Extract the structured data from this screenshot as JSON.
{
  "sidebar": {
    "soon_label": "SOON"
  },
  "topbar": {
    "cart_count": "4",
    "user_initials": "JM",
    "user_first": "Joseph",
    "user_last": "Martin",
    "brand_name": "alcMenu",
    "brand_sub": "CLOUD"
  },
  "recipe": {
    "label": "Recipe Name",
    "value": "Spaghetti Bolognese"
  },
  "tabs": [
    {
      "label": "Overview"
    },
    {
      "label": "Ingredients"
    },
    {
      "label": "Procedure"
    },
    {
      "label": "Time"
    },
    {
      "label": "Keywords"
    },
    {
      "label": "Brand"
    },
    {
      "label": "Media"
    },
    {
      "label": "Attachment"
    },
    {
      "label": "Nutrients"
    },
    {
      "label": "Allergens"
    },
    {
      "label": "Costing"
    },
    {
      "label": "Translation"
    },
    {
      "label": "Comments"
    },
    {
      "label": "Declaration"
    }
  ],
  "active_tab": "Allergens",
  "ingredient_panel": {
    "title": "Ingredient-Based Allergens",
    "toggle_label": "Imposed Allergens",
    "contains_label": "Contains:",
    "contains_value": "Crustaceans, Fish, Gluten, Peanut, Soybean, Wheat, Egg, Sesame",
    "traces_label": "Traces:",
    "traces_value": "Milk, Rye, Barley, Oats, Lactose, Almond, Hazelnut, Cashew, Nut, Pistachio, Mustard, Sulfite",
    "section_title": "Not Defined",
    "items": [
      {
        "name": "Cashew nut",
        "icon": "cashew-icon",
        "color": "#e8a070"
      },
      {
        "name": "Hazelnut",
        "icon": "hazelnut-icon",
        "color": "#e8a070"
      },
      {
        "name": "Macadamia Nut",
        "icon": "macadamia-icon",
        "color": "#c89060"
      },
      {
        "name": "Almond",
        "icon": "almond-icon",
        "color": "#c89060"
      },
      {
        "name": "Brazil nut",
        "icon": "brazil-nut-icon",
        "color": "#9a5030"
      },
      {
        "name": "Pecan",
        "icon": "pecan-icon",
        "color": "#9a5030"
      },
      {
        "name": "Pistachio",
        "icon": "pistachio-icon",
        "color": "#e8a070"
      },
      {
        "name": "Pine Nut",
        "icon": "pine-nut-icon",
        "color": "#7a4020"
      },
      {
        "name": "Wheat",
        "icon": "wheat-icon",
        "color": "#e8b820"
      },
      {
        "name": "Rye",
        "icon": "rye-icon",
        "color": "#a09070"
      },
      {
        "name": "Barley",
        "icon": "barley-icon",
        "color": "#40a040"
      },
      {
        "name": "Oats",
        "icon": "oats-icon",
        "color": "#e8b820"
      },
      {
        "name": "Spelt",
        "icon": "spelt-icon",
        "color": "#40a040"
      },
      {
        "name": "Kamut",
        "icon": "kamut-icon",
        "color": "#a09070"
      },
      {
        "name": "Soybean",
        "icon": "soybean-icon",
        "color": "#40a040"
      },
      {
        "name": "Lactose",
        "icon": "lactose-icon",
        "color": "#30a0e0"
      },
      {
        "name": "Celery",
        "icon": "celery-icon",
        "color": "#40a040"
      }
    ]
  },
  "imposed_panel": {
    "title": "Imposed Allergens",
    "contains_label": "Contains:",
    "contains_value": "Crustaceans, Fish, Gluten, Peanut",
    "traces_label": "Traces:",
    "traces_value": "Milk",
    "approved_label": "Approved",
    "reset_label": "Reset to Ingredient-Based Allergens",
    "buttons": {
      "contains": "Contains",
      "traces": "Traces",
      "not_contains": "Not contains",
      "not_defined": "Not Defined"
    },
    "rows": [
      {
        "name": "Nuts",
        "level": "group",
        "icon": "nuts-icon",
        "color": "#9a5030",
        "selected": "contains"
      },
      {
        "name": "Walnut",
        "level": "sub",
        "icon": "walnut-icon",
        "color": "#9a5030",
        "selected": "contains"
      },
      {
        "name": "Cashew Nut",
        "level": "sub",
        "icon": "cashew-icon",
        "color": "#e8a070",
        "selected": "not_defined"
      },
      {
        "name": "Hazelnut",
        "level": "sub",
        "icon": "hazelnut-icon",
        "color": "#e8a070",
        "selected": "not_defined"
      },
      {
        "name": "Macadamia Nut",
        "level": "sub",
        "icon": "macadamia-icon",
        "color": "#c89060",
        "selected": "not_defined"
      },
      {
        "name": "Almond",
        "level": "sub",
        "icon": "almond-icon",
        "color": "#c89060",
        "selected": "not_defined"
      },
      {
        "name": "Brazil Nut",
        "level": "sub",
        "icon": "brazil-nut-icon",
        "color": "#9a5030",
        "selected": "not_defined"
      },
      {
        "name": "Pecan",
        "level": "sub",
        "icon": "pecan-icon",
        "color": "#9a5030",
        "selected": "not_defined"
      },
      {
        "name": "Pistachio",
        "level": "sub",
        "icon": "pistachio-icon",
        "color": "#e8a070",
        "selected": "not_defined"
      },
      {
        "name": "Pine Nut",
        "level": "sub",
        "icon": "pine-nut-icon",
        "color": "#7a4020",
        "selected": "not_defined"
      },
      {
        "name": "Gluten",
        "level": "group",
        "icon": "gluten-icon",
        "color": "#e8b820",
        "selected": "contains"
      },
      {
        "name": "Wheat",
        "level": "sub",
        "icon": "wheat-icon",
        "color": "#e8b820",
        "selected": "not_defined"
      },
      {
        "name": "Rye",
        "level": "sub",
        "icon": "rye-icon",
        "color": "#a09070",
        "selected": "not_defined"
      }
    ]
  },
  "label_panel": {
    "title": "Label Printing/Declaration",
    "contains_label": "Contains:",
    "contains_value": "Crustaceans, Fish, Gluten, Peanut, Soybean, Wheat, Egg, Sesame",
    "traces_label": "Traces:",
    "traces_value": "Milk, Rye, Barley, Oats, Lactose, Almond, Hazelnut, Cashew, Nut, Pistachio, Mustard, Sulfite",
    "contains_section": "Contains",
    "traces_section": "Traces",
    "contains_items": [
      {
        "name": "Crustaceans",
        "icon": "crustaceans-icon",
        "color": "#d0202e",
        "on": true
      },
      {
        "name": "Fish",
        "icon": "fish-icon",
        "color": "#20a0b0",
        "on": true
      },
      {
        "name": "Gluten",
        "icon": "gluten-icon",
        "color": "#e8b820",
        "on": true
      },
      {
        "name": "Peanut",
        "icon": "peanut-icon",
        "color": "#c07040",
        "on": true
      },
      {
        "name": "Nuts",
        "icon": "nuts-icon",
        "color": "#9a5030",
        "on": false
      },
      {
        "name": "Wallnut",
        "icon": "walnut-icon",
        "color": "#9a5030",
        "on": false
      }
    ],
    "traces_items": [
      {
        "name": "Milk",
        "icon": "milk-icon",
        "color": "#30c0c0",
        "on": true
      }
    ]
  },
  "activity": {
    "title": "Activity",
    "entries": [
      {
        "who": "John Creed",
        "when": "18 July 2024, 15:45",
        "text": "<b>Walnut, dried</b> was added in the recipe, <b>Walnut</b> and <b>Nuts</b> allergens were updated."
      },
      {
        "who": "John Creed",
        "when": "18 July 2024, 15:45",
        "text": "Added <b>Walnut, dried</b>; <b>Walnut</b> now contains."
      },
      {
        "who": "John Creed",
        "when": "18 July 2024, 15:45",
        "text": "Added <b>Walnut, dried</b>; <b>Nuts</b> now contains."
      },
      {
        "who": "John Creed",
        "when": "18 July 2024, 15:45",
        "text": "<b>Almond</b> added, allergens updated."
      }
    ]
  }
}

++++++++

Task requirements: Every record above must be duplicated exactly.

Written response:
Extract the structured data from this screenshot as JSON.
{
  "sidebar": {
    "soon_label": "SOON"
  },
  "topbar": {
    "cart_count": "4",
    "user_initials": "JM",
    "user_first": "Joseph",
    "user_last": "Martin",
    "brand_name": "alcMenu",
    "brand_sub": "CLOUD"
  },
  "recipe": {
    "label": "Recipe Name",
    "value": "Spaghetti Bolognese"
  },
  "tabs": [
    {
      "label": "Overview"
    },
    {
      "label": "Ingredients"
    },
    {
      "label": "Procedure"
    },
    {
      "label": "Time"
    },
    {
      "label": "Keywords"
    },
    {
      "label": "Brand"
    },
    {
      "label": "Media"
    },
    {
      "label": "Attachment"
    },
    {
      "label": "Nutrients"
    },
    {
      "label": "Allergens"
    },
    {
      "label": "Costing"
    },
    {
      "label": "Translation"
    },
    {
      "label": "Comments"
    },
    {
      "label": "Declaration"
    }
  ],
  "active_tab": "Allergens",
  "ingredient_panel": {
    "title": "Ingredient-Based Allergens",
    "toggle_label": "Imposed Allergens",
    "contains_label": "Contains:",
    "contains_value": "Crustaceans, Fish, Gluten, Peanut, Soybean, Wheat, Egg, Sesame",
    "traces_label": "Traces:",
    "traces_value": "Milk, Rye, Barley, Oats, Lactose, Almond, Hazelnut, Cashew, Nut, Pistachio, Mustard, Sulfite",
    "section_title": "Not Defined",
    "items": [
      {
        "name": "Cashew nut",
        "icon": "cashew-icon",
        "color": "#e8a070"
      },
      {
        "name": "Hazelnut",
        "icon": "hazelnut-icon",
        "color": "#e8a070"
      },
      {
        "name": "Macadamia Nut",
        "icon": "macadamia-icon",
        "color": "#c89060"
      },
      {
        "name": "Almond",
        "icon": "almond-icon",
        "color": "#c89060"
      },
      {
        "name": "Brazil nut",
        "icon": "brazil-nut-icon",
        "color": "#9a5030"
      },
      {
        "name": "Pecan",
        "icon": "pecan-icon",
        "color": "#9a5030"
      },
      {
        "name": "Pistachio",
        "icon": "pistachio-icon",
        "color": "#e8a070"
      },
      {
        "name": "Pine Nut",
        "icon": "pine-nut-icon",
        "color": "#7a4020"
      },
      {
        "name": "Wheat",
        "icon": "wheat-icon",
        "color": "#e8b820"
      },
      {
        "name": "Rye",
        "icon": "rye-icon",
        "color": "#a09070"
      },
      {
        "name": "Barley",
        "icon": "barley-icon",
        "color": "#40a040"
      },
      {
        "name": "Oats",
        "icon": "oats-icon",
        "color": "#e8b820"
      },
      {
        "name": "Spelt",
        "icon": "spelt-icon",
        "color": "#40a040"
      },
      {
        "name": "Kamut",
        "icon": "kamut-icon",
        "color": "#a09070"
      },
      {
        "name": "Soybean",
        "icon": "soybean-icon",
        "color": "#40a040"
      },
      {
        "name": "Lactose",
        "icon": "lactose-icon",
        "color": "#30a0e0"
      },
      {
        "name": "Celery",
        "icon": "celery-icon",
        "color": "#40a040"
      }
    ]
  },
  "imposed_panel": {
    "title": "Imposed Allergens",
    "contains_label": "Contains:",
    "contains_value": "Crustaceans, Fish, Gluten, Peanut",
    "traces_label": "Traces:",
    "traces_value": "Milk",
    "approved_label": "Approved",
    "reset_label": "Reset to Ingredient-Based Allergens",
    "buttons": {
      "contains": "Contains",
      "traces": "Traces",
      "not_contains": "Not contains",
      "not_defined": "Not Defined"
    },
    "rows": [
      {
        "name": "Nuts",
        "level": "group",
        "icon": "nuts-icon",
        "color": "#9a5030",
        "selected": "contains"
      },
      {
        "name": "Walnut",
        "level": "sub",
        "icon": "walnut-icon",
        "color": "#9a5030",
        "selected": "contains"
      },
      {
        "name": "Cashew Nut",
        "level": "sub",
        "icon": "cashew-icon",
        "color": "#e8a070",
        "selected": "not_defined"
      },
      {
        "name": "Hazelnut",
        "level": "sub",
        "icon": "hazelnut-icon",
        "color": "#e8a070",
        "selected": "not_defined"
      },
      {
        "name": "Macadamia Nut",
        "level": "sub",
        "icon": "macadamia-icon",
        "color": "#c89060",
        "selected": "not_defined"
      },
      {
        "name": "Almond",
        "level": "sub",
        "icon": "almond-icon",
        "color": "#c89060",
        "selected": "not_defined"
      },
      {
        "name": "Brazil Nut",
        "level": "sub",
        "icon": "brazil-nut-icon",
        "color": "#9a5030",
        "selected": "not_defined"
      },
      {
        "name": "Pecan",
        "level": "sub",
        "icon": "pecan-icon",
        "color": "#9a5030",
        "selected": "not_defined"
      },
      {
        "name": "Pistachio",
        "level": "sub",
        "icon": "pistachio-icon",
        "color": "#e8a070",
        "selected": "not_defined"
      },
      {
        "name": "Pine Nut",
        "level": "sub",
        "icon": "pine-nut-icon",
        "color": "#7a4020",
        "selected": "not_defined"
      },
      {
        "name": "Gluten",
        "level": "group",
        "icon": "gluten-icon",
        "color": "#e8b820",
        "selected": "contains"
      },
      {
        "name": "Wheat",
        "level": "sub",
        "icon": "wheat-icon",
        "color": "#e8b820",
        "selected": "not_defined"
      },
      {
        "name": "Rye",
        "level": "sub",
        "icon": "rye-icon",
        "color": "#a09070",
        "selected": "not_defined"
      }
    ]
  },
  "label_panel": {
    "title": "Label Printing/Declaration",
    "contains_label": "Contains:",
    "contains_value": "Crustaceans, Fish, Gluten, Peanut, Soybean, Wheat, Egg, Sesame",
    "traces_label": "Traces:",
    "traces_value": "Milk, Rye, Barley, Oats, Lactose, Almond, Hazelnut, Cashew, Nut, Pistachio, Mustard, Sulfite",
    "contains_section": "Contains",
    "traces_section": "Traces",
    "contains_items": [
      {
        "name": "Crustaceans",
        "icon": "crustaceans-icon",
        "color": "#d0202e",
        "on": true
      },
      {
        "name": "Fish",
        "icon": "fish-icon",
        "color": "#20a0b0",
        "on": true
      },
      {
        "name": "Gluten",
        "icon": "gluten-icon",
        "color": "#e8b820",
        "on": true
      },
      {
        "name": "Peanut",
        "icon": "peanut-icon",
        "color": "#c07040",
        "on": true
      },
      {
        "name": "Nuts",
        "icon": "nuts-icon",
        "color": "#9a5030",
        "on": false
      },
      {
        "name": "Wallnut",
        "icon": "walnut-icon",
        "color": "#9a5030",
        "on": false
      }
    ],
    "traces_items": [
      {
        "name": "Milk",
        "icon": "milk-icon",
        "color": "#30c0c0",
        "on": true
      }
    ]
  },
  "activity": {
    "title": "Activity",
    "entries": [
      {
        "who": "John Creed",
        "when": "18 July 2024, 15:45",
        "text": "<b>Walnut, dried</b> was added in the recipe, <b>Walnut</b> and <b>Nuts</b> allergens were updated."
      },
      {
        "who": "John Creed",
        "when": "18 July 2024, 15:45",
        "text": "Added <b>Walnut, dried</b>; <b>Walnut</b> now contains."
      },
      {
        "who": "John Creed",
        "when": "18 July 2024, 15:45",
        "text": "Added <b>Walnut, dried</b>; <b>Nuts</b> now contains."
      },
      {
        "who": "John Creed",
        "when": "18 July 2024, 15:45",
        "text": "<b>Almond</b> added, allergens updated."
      }
    ]
  }
}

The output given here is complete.